▶ To do: Reproduce the listing below without changes, except that pictures are left out.

▶ Provided entries:
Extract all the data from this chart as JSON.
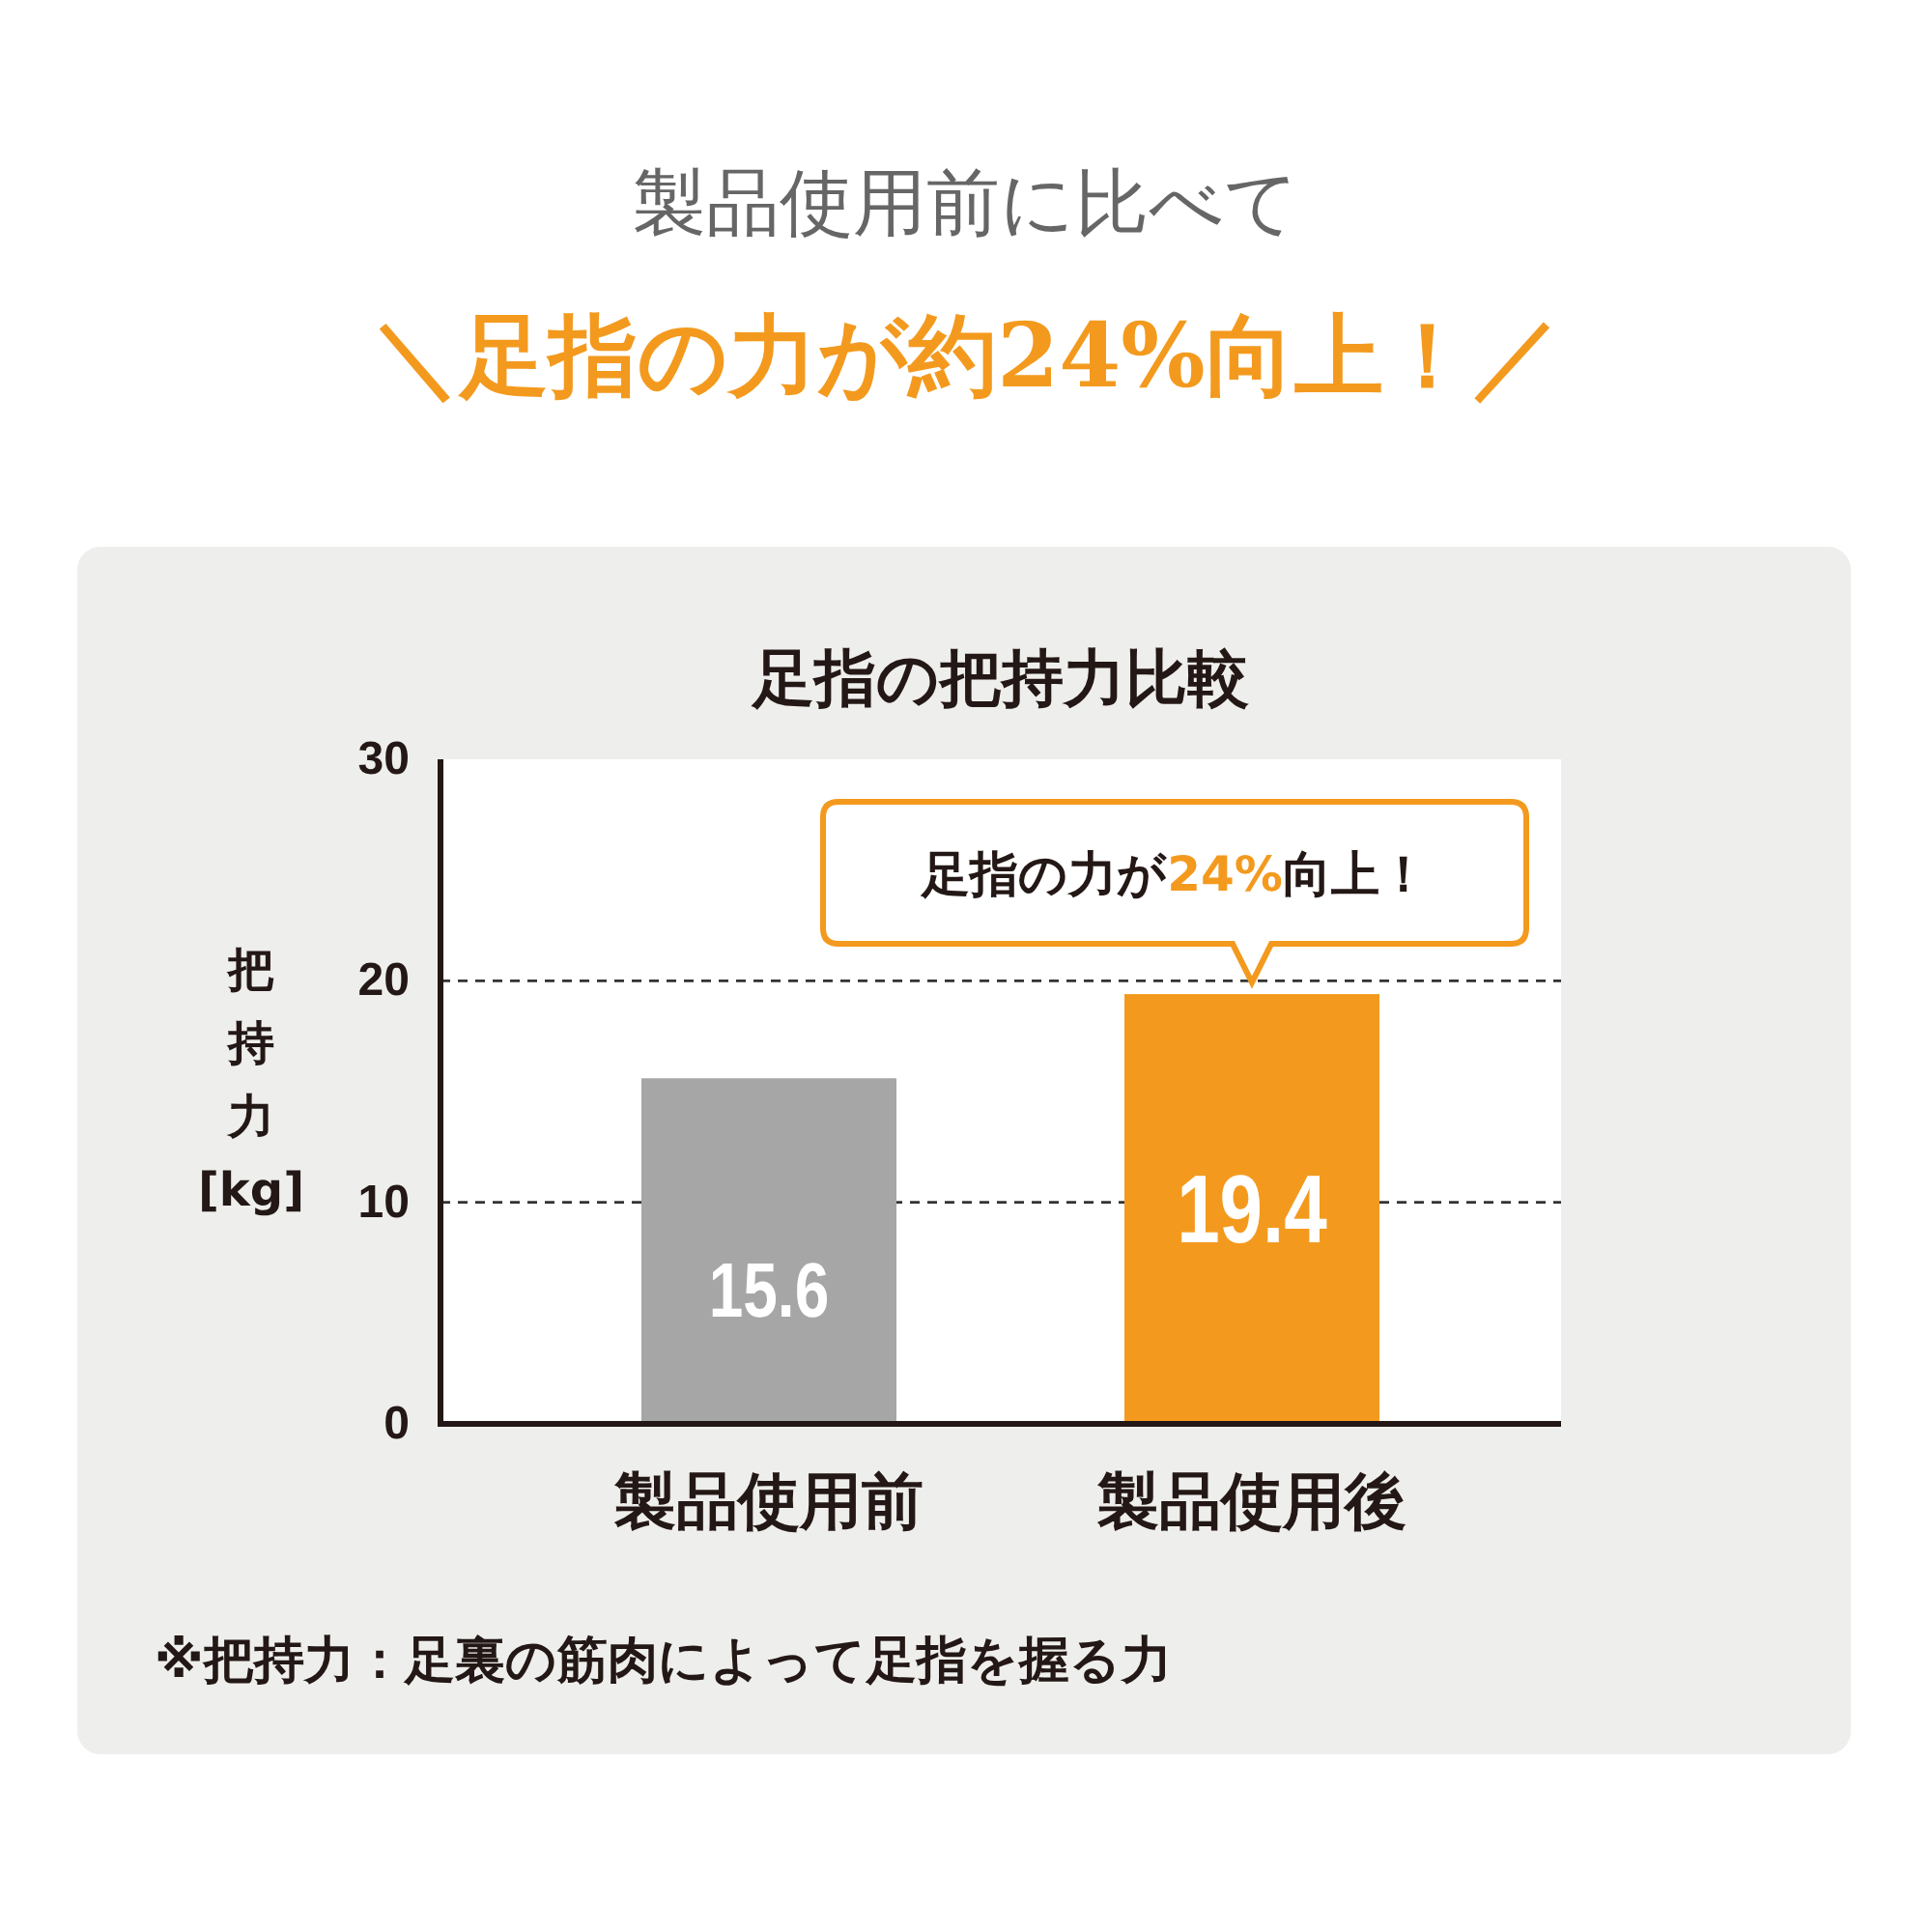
{
  "chart_data": {
    "type": "bar",
    "title": "製品使用前に比べて",
    "subtitle": "＼足指の力が約24%向上！／",
    "categories": [
      "製品使用前",
      "製品使用後"
    ],
    "values": [
      15.6,
      19.4
    ],
    "colors": [
      "#a6a6a6",
      "#f39a1e"
    ],
    "ylabel": "把持力[kg]",
    "ylim": [
      0,
      30
    ],
    "yticks": [
      0,
      10,
      20,
      30
    ],
    "grid": "y",
    "data_labels": true,
    "annotations": [
      "足指の把持力比較",
      {
        "text": "足指の力が24%向上！",
        "x": "製品使用後",
        "y": 19.4
      },
      "※把持力：足裏の筋肉によって足指を握る力"
    ]
  }
}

▶ Written reply:
Extract all the data from this chart as JSON.
{
  "chart_data": {
    "type": "bar",
    "title": "製品使用前に比べて",
    "subtitle": "＼足指の力が約24%向上！／",
    "categories": [
      "製品使用前",
      "製品使用後"
    ],
    "values": [
      15.6,
      19.4
    ],
    "colors": [
      "#a6a6a6",
      "#f39a1e"
    ],
    "ylabel": "把持力[kg]",
    "ylim": [
      0,
      30
    ],
    "yticks": [
      0,
      10,
      20,
      30
    ],
    "grid": "y",
    "data_labels": true,
    "annotations": [
      "足指の把持力比較",
      {
        "text": "足指の力が24%向上！",
        "x": "製品使用後",
        "y": 19.4
      },
      "※把持力：足裏の筋肉によって足指を握る力"
    ]
  }
}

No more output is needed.